# [Task statement]
Will you transcribe all the entries word for word, skipping the pictures they hold?

# [Exercise data]
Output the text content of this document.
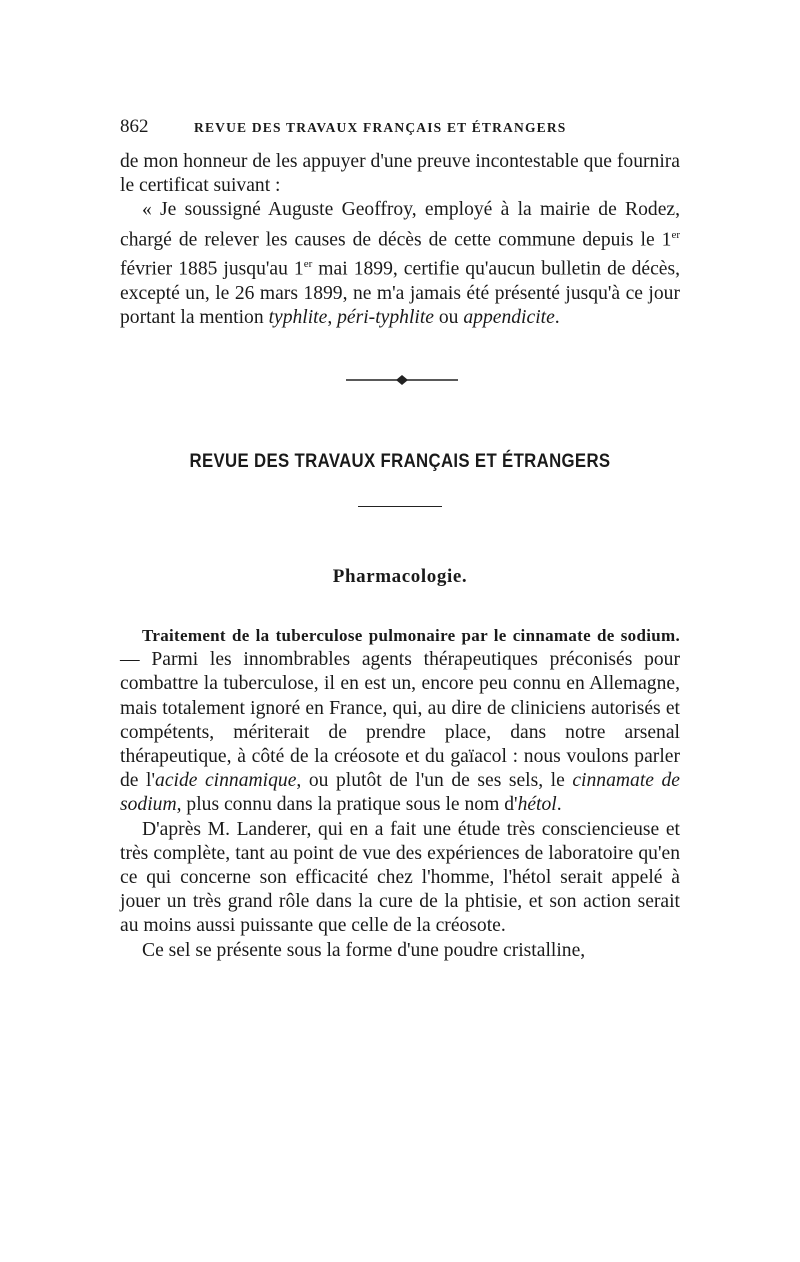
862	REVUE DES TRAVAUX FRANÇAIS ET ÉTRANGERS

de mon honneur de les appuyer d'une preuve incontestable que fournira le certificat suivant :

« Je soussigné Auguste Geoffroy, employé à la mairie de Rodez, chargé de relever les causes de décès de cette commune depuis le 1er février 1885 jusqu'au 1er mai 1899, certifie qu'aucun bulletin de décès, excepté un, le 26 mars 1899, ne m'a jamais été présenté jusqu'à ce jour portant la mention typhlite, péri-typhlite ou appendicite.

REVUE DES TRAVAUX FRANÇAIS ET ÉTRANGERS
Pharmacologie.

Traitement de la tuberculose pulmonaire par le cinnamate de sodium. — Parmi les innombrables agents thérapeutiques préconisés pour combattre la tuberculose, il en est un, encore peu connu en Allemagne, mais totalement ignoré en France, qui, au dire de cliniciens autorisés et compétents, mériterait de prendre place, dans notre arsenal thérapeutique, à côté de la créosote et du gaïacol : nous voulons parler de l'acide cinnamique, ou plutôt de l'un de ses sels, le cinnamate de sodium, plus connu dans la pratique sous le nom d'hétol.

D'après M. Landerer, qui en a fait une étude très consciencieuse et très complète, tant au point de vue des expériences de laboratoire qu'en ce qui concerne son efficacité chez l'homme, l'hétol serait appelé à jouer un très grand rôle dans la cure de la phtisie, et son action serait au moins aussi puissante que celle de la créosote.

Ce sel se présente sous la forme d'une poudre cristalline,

# [Solution to this task]
Output the text content of this document.
862	REVUE DES TRAVAUX FRANÇAIS ET ÉTRANGERS

de mon honneur de les appuyer d'une preuve incontestable que fournira le certificat suivant :

« Je soussigné Auguste Geoffroy, employé à la mairie de Rodez, chargé de relever les causes de décès de cette commune depuis le 1er février 1885 jusqu'au 1er mai 1899, certifie qu'aucun bulletin de décès, excepté un, le 26 mars 1899, ne m'a jamais été présenté jusqu'à ce jour portant la mention typhlite, péri-typhlite ou appendicite.

REVUE DES TRAVAUX FRANÇAIS ET ÉTRANGERS
Pharmacologie.

Traitement de la tuberculose pulmonaire par le cinnamate de sodium. — Parmi les innombrables agents thérapeutiques préconisés pour combattre la tuberculose, il en est un, encore peu connu en Allemagne, mais totalement ignoré en France, qui, au dire de cliniciens autorisés et compétents, mériterait de prendre place, dans notre arsenal thérapeutique, à côté de la créosote et du gaïacol : nous voulons parler de l'acide cinnamique, ou plutôt de l'un de ses sels, le cinnamate de sodium, plus connu dans la pratique sous le nom d'hétol.

D'après M. Landerer, qui en a fait une étude très consciencieuse et très complète, tant au point de vue des expériences de laboratoire qu'en ce qui concerne son efficacité chez l'homme, l'hétol serait appelé à jouer un très grand rôle dans la cure de la phtisie, et son action serait au moins aussi puissante que celle de la créosote.

Ce sel se présente sous la forme d'une poudre cristalline,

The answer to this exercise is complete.